Prompt -
Repeat the material below exactly, line for line.
++++ Input records ++++
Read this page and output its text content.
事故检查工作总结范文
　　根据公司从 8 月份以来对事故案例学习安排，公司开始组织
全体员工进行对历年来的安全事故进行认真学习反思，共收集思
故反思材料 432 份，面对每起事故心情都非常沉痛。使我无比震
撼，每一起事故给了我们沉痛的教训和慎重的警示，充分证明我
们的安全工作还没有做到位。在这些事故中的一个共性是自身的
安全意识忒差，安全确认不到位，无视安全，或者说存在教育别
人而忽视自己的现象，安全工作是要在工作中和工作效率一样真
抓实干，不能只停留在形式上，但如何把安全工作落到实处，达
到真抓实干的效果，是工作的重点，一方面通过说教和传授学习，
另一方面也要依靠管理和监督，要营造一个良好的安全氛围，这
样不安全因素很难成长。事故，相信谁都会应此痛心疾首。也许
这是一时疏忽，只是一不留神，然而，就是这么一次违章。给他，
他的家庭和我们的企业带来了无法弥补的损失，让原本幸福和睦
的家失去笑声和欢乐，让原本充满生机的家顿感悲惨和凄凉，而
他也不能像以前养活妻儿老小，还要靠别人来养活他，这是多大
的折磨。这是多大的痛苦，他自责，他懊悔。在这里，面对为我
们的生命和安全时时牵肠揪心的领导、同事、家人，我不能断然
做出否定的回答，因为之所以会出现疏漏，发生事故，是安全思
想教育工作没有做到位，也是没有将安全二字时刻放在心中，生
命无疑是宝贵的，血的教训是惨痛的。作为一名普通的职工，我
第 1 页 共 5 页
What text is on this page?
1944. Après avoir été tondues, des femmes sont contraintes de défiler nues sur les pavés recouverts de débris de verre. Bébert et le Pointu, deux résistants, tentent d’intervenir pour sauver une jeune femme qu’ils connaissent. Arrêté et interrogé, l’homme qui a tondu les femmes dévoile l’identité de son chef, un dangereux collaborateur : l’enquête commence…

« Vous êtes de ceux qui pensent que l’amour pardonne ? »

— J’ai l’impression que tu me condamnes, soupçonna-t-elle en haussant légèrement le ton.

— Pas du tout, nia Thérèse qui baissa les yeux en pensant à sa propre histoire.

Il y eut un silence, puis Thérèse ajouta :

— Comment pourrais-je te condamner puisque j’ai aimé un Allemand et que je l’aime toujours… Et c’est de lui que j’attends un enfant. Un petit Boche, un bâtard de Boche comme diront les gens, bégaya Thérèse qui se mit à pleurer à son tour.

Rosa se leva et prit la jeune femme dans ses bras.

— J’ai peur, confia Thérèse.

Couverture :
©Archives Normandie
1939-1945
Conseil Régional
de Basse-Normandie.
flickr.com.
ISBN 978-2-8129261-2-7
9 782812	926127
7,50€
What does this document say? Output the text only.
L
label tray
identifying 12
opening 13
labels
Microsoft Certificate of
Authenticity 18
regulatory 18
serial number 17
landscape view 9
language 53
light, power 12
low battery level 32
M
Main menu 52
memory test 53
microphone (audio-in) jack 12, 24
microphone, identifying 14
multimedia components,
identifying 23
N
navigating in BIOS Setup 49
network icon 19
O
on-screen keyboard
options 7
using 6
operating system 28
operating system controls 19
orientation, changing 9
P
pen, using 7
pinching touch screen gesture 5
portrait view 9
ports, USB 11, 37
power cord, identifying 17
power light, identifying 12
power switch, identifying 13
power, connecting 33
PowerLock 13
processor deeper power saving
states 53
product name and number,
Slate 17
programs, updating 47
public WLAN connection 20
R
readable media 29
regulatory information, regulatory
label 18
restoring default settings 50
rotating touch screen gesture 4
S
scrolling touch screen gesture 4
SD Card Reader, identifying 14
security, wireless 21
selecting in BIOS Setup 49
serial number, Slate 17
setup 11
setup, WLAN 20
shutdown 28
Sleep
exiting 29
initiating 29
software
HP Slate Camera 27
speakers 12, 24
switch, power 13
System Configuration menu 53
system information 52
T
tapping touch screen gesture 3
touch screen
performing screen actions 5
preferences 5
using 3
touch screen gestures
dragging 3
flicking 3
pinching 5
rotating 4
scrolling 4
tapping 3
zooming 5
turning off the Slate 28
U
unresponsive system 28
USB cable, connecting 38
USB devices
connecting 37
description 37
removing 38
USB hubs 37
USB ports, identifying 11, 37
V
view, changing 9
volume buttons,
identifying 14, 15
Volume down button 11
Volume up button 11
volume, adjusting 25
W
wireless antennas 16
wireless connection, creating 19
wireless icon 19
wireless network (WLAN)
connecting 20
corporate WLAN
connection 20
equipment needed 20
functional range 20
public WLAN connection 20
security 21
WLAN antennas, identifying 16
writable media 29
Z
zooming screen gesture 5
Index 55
++++
The answer -
Read this page and output its text content.
事故检查工作总结范文
　　根据公司从 8 月份以来对事故案例学习安排，公司开始组织
全体员工进行对历年来的安全事故进行认真学习反思，共收集思
故反思材料 432 份，面对每起事故心情都非常沉痛。使我无比震
撼，每一起事故给了我们沉痛的教训和慎重的警示，充分证明我
们的安全工作还没有做到位。在这些事故中的一个共性是自身的
安全意识忒差，安全确认不到位，无视安全，或者说存在教育别
人而忽视自己的现象，安全工作是要在工作中和工作效率一样真
抓实干，不能只停留在形式上，但如何把安全工作落到实处，达
到真抓实干的效果，是工作的重点，一方面通过说教和传授学习，
另一方面也要依靠管理和监督，要营造一个良好的安全氛围，这
样不安全因素很难成长。事故，相信谁都会应此痛心疾首。也许
这是一时疏忽，只是一不留神，然而，就是这么一次违章。给他，
他的家庭和我们的企业带来了无法弥补的损失，让原本幸福和睦
的家失去笑声和欢乐，让原本充满生机的家顿感悲惨和凄凉，而
他也不能像以前养活妻儿老小，还要靠别人来养活他，这是多大
的折磨。这是多大的痛苦，他自责，他懊悔。在这里，面对为我
们的生命和安全时时牵肠揪心的领导、同事、家人，我不能断然
做出否定的回答，因为之所以会出现疏漏，发生事故，是安全思
想教育工作没有做到位，也是没有将安全二字时刻放在心中，生
命无疑是宝贵的，血的教训是惨痛的。作为一名普通的职工，我
第 1 页 共 5 页
What text is on this page?
1944. Après avoir été tondues, des femmes sont contraintes de défiler nues sur les pavés recouverts de débris de verre. Bébert et le Pointu, deux résistants, tentent d’intervenir pour sauver une jeune femme qu’ils connaissent. Arrêté et interrogé, l’homme qui a tondu les femmes dévoile l’identité de son chef, un dangereux collaborateur : l’enquête commence…

« Vous êtes de ceux qui pensent que l’amour pardonne ? »

— J’ai l’impression que tu me condamnes, soupçonna-t-elle en haussant légèrement le ton.

— Pas du tout, nia Thérèse qui baissa les yeux en pensant à sa propre histoire.

Il y eut un silence, puis Thérèse ajouta :

— Comment pourrais-je te condamner puisque j’ai aimé un Allemand et que je l’aime toujours… Et c’est de lui que j’attends un enfant. Un petit Boche, un bâtard de Boche comme diront les gens, bégaya Thérèse qui se mit à pleurer à son tour.

Rosa se leva et prit la jeune femme dans ses bras.

— J’ai peur, confia Thérèse.

Couverture :
©Archives Normandie
1939-1945
Conseil Régional
de Basse-Normandie.
flickr.com.
ISBN 978-2-8129261-2-7
9 782812	926127
7,50€
What does this document say? Output the text only.
L
label tray
identifying 12
opening 13
labels
Microsoft Certificate of
Authenticity 18
regulatory 18
serial number 17
landscape view 9
language 53
light, power 12
low battery level 32
M
Main menu 52
memory test 53
microphone (audio-in) jack 12, 24
microphone, identifying 14
multimedia components,
identifying 23
N
navigating in BIOS Setup 49
network icon 19
O
on-screen keyboard
options 7
using 6
operating system 28
operating system controls 19
orientation, changing 9
P
pen, using 7
pinching touch screen gesture 5
portrait view 9
ports, USB 11, 37
power cord, identifying 17
power light, identifying 12
power switch, identifying 13
power, connecting 33
PowerLock 13
processor deeper power saving
states 53
product name and number,
Slate 17
programs, updating 47
public WLAN connection 20
R
readable media 29
regulatory information, regulatory
label 18
restoring default settings 50
rotating touch screen gesture 4
S
scrolling touch screen gesture 4
SD Card Reader, identifying 14
security, wireless 21
selecting in BIOS Setup 49
serial number, Slate 17
setup 11
setup, WLAN 20
shutdown 28
Sleep
exiting 29
initiating 29
software
HP Slate Camera 27
speakers 12, 24
switch, power 13
System Configuration menu 53
system information 52
T
tapping touch screen gesture 3
touch screen
performing screen actions 5
preferences 5
using 3
touch screen gestures
dragging 3
flicking 3
pinching 5
rotating 4
scrolling 4
tapping 3
zooming 5
turning off the Slate 28
U
unresponsive system 28
USB cable, connecting 38
USB devices
connecting 37
description 37
removing 38
USB hubs 37
USB ports, identifying 11, 37
V
view, changing 9
volume buttons,
identifying 14, 15
Volume down button 11
Volume up button 11
volume, adjusting 25
W
wireless antennas 16
wireless connection, creating 19
wireless icon 19
wireless network (WLAN)
connecting 20
corporate WLAN
connection 20
equipment needed 20
functional range 20
public WLAN connection 20
security 21
WLAN antennas, identifying 16
writable media 29
Z
zooming screen gesture 5
Index 55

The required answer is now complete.